--- Data listing ---

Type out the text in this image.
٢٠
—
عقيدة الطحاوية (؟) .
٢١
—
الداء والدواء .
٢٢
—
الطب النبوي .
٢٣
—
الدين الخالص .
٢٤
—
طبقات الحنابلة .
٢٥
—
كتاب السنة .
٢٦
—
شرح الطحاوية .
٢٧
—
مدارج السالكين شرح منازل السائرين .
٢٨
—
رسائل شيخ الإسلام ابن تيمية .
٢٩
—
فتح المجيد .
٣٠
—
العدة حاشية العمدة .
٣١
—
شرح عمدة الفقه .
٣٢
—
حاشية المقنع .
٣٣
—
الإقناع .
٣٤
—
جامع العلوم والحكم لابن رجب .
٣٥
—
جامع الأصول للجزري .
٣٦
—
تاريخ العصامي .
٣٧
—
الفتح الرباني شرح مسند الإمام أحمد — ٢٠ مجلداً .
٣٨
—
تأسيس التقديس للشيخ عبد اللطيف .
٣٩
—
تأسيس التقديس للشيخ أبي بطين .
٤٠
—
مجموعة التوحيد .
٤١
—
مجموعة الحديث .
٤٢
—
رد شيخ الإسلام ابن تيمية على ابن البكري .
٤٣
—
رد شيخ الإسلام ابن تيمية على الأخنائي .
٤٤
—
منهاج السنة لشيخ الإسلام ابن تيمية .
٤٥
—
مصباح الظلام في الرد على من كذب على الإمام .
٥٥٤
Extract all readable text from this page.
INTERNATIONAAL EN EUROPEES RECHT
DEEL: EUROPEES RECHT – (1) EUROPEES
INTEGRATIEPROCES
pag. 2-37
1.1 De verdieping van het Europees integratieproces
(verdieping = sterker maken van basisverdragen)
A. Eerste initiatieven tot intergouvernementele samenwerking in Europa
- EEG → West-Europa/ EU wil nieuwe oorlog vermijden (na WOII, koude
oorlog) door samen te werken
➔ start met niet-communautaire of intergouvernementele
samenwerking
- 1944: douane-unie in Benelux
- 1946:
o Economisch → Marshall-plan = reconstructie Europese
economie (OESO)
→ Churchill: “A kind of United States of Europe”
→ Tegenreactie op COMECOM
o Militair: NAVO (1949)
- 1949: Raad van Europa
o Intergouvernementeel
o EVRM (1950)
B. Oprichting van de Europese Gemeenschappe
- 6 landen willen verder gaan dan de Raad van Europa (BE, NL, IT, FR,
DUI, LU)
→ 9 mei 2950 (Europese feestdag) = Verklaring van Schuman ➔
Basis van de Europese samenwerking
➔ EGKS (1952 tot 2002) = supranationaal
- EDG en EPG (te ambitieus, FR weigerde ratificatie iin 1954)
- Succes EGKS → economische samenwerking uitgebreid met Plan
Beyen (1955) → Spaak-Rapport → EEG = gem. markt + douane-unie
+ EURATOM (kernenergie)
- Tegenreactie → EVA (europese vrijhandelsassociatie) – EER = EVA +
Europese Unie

---

Tell how many lines of the data above hold the string "oorlog". Give only the number.

- **Solution to the exercise**
2